- Supplied passage -
•••••

8.1. Capitalized Terms Defined. Capitalized terms used in this Agreement shall have the meanings set forth in this Section 8, unless the context clearly requires a different meaning.
8.2.  “Cause” means:



(a)the Executive failed to perform his duties or to follow the lawful written directions of the Board, the CEO or the Executive’s immediate superior (other than any such failure resulting from incapacity due to physical or mental illness);
(b)the Executive engaged in misconduct or incompetence which is materially detrimental to the Company or any of its affiliates;
(c)the Executive failed to comply with the Employee Invention Assignment & Confidentiality Agreement, the Company’s insider trading policy, the Executive’s non-competition agreement or any other policies of the Company where non-compliance would be materially detrimental to the Company or any of its affiliates; or
(d)the Executive’s conviction of or plea of guilty or nolo contendere to a felony or crime involving moral turpitude (excluding drunk driving unless combined with other aggravating circumstances or offenses), or the Executive’s commission of any embezzlement, misappropriation, or fraud, whether or not related to the Executive’s employment with the Company or any of its affiliates.

•••••

- Entries provided -
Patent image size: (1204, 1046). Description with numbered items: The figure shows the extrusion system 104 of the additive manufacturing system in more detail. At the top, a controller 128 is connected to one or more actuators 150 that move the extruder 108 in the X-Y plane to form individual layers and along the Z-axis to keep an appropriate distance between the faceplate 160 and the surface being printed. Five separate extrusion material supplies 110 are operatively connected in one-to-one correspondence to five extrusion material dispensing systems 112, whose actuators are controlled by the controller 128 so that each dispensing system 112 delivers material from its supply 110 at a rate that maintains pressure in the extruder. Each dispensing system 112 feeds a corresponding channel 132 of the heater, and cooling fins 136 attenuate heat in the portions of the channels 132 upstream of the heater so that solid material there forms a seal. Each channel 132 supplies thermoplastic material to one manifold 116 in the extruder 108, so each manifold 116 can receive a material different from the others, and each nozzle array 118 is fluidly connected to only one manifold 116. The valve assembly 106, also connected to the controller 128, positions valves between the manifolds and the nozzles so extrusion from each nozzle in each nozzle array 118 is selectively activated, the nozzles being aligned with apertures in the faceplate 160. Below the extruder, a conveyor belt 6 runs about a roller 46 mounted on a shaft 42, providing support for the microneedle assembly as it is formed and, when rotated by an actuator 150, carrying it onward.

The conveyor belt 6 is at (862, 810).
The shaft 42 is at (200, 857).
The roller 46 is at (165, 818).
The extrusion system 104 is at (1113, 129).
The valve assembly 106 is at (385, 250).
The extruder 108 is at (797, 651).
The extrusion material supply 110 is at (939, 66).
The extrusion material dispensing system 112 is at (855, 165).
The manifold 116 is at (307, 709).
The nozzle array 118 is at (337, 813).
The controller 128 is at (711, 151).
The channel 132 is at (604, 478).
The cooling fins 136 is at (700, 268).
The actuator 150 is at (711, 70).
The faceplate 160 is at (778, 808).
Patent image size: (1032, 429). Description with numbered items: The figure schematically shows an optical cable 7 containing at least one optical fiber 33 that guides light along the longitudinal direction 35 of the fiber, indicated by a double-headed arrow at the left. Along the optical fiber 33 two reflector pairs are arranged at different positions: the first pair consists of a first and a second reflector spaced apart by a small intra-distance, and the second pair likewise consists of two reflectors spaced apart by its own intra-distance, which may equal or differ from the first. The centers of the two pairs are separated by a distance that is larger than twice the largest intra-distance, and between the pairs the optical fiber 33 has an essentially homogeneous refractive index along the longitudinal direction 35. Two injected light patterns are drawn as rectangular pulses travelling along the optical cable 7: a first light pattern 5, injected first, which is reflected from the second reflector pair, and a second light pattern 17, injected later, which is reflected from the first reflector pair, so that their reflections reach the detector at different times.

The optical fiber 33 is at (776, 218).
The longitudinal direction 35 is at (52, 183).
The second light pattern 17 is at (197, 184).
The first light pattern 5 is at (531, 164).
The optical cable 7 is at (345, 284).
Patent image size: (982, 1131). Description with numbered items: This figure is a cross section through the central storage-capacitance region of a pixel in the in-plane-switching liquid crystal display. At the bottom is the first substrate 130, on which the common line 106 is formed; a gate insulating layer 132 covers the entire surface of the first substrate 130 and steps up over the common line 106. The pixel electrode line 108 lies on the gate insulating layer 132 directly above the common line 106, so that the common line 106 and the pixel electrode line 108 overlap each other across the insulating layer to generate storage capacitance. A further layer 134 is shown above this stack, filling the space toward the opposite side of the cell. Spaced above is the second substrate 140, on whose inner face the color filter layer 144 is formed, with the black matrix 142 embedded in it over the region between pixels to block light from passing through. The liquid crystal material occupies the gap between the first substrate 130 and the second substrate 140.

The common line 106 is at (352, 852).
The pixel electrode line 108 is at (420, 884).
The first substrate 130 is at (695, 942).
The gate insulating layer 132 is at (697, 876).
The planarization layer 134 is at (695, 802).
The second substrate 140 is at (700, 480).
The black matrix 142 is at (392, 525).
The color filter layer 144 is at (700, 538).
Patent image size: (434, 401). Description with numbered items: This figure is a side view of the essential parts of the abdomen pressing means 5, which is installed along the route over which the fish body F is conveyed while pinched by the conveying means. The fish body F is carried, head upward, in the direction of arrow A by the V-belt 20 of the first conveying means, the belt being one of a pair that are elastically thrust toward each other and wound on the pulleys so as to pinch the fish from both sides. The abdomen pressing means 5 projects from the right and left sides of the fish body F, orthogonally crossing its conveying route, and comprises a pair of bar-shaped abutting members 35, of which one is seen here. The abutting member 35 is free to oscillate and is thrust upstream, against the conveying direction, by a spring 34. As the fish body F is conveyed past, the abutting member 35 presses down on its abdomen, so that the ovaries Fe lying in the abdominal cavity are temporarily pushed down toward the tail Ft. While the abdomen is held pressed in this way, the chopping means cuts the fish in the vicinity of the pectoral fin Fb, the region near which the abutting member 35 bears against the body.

•••••

- Work to do -
In the definition of "Cause," who are the parties whose lawful written directions the Executive must follow? List them all.

- Response to this task -
- The Board
- The CEO
- The Executive's immediate superior